- REQUIREMENTS
Transcribe every line, keeping it exact.

- RECORDED INFORMATION
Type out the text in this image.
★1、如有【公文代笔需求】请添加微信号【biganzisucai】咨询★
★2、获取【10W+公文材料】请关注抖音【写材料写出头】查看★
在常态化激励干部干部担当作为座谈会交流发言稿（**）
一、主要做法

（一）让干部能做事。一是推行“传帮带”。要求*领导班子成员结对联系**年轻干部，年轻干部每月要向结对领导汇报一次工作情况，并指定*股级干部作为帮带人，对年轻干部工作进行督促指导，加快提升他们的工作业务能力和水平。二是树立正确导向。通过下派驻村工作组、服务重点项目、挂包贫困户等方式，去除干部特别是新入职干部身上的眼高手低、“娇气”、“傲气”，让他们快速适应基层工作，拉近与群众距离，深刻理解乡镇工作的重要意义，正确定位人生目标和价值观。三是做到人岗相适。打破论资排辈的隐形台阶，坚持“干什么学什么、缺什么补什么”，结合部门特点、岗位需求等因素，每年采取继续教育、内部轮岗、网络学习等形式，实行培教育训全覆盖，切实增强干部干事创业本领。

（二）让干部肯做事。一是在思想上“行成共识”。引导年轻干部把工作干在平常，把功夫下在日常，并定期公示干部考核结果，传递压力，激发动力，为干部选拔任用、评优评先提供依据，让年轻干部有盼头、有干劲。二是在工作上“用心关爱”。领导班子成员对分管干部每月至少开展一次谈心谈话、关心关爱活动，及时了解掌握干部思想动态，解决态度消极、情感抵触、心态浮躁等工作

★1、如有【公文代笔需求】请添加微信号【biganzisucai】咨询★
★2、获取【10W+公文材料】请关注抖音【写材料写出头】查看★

- THE ANSWER
Type out the text in this image.
★1、如有【公文代笔需求】请添加微信号【biganzisucai】咨询★
★2、获取【10W+公文材料】请关注抖音【写材料写出头】查看★
在常态化激励干部干部担当作为座谈会交流发言稿（**）
一、主要做法

（一）让干部能做事。一是推行“传帮带”。要求*领导班子成员结对联系**年轻干部，年轻干部每月要向结对领导汇报一次工作情况，并指定*股级干部作为帮带人，对年轻干部工作进行督促指导，加快提升他们的工作业务能力和水平。二是树立正确导向。通过下派驻村工作组、服务重点项目、挂包贫困户等方式，去除干部特别是新入职干部身上的眼高手低、“娇气”、“傲气”，让他们快速适应基层工作，拉近与群众距离，深刻理解乡镇工作的重要意义，正确定位人生目标和价值观。三是做到人岗相适。打破论资排辈的隐形台阶，坚持“干什么学什么、缺什么补什么”，结合部门特点、岗位需求等因素，每年采取继续教育、内部轮岗、网络学习等形式，实行培教育训全覆盖，切实增强干部干事创业本领。

（二）让干部肯做事。一是在思想上“行成共识”。引导年轻干部把工作干在平常，把功夫下在日常，并定期公示干部考核结果，传递压力，激发动力，为干部选拔任用、评优评先提供依据，让年轻干部有盼头、有干劲。二是在工作上“用心关爱”。领导班子成员对分管干部每月至少开展一次谈心谈话、关心关爱活动，及时了解掌握干部思想动态，解决态度消极、情感抵触、心态浮躁等工作

★1、如有【公文代笔需求】请添加微信号【biganzisucai】咨询★
★2、获取【10W+公文材料】请关注抖音【写材料写出头】查看★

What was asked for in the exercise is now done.